§ **Your objective**:
Gather all lines from the material that contain "this".

BEGIN

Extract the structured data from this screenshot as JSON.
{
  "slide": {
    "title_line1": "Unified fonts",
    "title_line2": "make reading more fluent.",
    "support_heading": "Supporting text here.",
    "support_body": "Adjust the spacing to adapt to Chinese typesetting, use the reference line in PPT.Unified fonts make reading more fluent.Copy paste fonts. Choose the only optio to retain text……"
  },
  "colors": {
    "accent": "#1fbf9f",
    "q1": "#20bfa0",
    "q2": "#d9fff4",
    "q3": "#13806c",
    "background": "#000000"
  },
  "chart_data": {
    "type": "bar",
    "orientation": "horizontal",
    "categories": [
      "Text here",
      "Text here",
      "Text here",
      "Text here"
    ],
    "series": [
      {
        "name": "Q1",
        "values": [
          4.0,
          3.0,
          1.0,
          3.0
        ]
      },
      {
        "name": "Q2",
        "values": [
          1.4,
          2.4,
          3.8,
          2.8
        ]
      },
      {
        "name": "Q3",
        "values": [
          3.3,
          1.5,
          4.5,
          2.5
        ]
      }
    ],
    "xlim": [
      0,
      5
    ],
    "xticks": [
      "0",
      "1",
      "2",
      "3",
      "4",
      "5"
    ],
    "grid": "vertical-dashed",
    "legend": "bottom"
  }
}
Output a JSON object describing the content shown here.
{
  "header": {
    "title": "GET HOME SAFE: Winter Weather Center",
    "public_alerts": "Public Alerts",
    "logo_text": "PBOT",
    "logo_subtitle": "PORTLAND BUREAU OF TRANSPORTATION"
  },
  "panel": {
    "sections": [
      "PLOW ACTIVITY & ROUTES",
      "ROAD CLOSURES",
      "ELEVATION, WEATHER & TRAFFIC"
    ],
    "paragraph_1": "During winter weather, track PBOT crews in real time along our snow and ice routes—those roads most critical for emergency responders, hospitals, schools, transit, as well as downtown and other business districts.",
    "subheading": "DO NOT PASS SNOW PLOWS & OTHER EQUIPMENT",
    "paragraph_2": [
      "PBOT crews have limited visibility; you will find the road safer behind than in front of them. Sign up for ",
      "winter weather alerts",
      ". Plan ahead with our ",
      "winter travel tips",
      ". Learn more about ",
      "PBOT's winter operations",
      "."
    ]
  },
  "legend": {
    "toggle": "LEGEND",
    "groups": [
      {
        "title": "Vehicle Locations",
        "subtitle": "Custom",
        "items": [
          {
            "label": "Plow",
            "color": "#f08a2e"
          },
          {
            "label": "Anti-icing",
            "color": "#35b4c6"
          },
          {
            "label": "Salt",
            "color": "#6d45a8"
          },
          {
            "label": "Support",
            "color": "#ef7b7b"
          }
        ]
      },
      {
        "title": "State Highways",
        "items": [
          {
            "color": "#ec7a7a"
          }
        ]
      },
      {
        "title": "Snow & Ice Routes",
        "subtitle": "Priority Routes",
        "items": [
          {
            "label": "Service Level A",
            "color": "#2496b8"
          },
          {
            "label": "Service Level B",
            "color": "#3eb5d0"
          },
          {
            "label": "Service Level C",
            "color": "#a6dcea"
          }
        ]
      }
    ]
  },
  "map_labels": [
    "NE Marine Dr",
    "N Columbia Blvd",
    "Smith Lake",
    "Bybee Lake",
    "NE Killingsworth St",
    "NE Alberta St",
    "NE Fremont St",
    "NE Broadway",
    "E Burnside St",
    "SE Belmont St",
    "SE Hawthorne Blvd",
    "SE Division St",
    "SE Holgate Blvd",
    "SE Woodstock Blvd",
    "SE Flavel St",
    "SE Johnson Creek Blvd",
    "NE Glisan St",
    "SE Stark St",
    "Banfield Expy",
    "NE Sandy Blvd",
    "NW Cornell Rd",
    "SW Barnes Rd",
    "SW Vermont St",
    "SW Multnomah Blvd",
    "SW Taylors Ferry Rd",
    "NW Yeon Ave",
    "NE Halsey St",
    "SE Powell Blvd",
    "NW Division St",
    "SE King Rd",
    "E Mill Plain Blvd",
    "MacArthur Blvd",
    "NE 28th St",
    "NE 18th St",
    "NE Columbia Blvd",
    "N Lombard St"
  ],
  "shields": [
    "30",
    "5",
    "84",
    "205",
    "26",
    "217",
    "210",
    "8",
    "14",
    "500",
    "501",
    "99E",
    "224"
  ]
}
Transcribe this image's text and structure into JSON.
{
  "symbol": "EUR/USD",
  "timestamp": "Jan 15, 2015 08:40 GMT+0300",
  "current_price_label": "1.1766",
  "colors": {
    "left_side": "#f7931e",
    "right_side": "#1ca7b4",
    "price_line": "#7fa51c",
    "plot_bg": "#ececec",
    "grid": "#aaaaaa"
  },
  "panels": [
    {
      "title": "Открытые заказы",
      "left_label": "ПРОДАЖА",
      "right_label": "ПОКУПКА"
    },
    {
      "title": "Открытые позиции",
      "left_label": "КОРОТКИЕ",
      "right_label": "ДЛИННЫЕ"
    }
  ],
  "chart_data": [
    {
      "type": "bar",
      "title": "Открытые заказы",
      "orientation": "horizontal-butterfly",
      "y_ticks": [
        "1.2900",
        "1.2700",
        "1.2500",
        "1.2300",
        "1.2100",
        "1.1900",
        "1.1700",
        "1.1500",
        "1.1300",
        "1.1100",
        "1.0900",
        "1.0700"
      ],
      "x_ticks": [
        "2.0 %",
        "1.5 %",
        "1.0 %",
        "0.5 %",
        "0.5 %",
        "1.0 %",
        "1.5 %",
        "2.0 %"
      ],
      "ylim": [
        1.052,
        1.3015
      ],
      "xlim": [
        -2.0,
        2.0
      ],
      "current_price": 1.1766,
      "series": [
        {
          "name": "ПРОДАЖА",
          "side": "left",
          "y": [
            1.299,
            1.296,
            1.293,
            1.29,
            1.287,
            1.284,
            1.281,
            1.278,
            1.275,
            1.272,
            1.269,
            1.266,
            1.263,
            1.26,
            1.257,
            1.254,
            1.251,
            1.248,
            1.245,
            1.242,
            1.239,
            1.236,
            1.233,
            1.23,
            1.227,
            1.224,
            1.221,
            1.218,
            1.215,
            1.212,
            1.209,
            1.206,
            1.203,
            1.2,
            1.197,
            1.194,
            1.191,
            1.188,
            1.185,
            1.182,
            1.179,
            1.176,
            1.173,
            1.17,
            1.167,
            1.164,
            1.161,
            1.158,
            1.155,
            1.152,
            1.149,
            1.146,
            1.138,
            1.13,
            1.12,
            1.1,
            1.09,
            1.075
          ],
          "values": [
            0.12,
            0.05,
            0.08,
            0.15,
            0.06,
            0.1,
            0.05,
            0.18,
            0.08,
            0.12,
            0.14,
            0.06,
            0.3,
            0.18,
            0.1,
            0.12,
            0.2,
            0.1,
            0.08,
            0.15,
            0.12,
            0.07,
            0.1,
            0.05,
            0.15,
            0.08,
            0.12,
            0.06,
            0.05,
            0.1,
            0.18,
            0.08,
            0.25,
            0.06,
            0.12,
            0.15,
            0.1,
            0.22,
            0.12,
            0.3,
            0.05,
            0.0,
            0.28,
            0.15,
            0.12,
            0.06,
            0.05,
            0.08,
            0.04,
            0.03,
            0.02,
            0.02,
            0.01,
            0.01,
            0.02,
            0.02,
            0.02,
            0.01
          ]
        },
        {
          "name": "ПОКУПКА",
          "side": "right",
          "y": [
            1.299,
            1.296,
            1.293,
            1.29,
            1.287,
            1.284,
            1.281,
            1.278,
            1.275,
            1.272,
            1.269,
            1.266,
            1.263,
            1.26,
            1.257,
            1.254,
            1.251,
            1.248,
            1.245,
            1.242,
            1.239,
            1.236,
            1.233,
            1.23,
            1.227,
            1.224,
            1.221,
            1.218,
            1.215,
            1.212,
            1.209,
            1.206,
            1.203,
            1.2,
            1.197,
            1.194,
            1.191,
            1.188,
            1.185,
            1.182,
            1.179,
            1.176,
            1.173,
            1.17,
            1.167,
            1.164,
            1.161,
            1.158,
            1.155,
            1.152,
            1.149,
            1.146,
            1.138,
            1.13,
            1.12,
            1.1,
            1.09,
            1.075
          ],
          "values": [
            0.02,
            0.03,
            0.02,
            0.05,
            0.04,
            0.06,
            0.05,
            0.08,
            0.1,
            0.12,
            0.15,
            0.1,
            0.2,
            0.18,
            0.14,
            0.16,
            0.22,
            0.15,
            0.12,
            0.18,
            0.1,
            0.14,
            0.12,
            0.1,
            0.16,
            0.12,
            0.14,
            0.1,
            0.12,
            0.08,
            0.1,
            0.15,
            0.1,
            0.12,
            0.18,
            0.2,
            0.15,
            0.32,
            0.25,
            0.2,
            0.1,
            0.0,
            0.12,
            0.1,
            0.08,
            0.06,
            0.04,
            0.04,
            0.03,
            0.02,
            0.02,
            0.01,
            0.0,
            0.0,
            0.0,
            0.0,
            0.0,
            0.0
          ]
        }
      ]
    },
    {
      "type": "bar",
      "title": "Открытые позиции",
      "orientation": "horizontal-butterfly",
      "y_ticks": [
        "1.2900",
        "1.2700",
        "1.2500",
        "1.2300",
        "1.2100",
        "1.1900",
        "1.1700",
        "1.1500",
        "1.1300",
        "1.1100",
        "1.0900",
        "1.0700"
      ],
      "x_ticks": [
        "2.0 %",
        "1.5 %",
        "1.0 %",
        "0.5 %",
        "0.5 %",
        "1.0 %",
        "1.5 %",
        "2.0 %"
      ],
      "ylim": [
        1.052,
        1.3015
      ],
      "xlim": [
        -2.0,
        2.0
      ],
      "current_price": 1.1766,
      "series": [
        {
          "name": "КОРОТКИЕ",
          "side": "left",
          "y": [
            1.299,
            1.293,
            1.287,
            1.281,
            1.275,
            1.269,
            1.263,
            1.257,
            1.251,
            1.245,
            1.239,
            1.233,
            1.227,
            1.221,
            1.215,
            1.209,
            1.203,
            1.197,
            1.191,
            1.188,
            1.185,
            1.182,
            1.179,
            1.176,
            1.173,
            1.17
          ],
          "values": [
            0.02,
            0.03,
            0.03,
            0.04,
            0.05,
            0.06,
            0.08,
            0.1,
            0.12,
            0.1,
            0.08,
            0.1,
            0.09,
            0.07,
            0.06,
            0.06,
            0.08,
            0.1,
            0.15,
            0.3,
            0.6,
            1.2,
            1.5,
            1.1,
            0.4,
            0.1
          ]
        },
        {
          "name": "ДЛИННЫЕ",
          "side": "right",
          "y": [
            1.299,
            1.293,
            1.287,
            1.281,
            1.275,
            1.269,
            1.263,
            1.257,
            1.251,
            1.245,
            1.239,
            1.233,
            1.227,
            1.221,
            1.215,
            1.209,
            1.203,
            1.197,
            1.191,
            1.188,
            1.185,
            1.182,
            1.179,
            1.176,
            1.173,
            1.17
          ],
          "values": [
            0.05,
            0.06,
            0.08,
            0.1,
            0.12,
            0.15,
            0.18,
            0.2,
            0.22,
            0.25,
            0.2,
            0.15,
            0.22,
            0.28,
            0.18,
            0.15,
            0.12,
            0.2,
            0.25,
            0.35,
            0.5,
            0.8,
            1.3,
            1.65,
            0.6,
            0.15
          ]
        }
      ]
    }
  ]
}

END

§ **Task output**:
Extract the structured data from this screenshot as JSON.
Transcribe this image's text and structure into JSON.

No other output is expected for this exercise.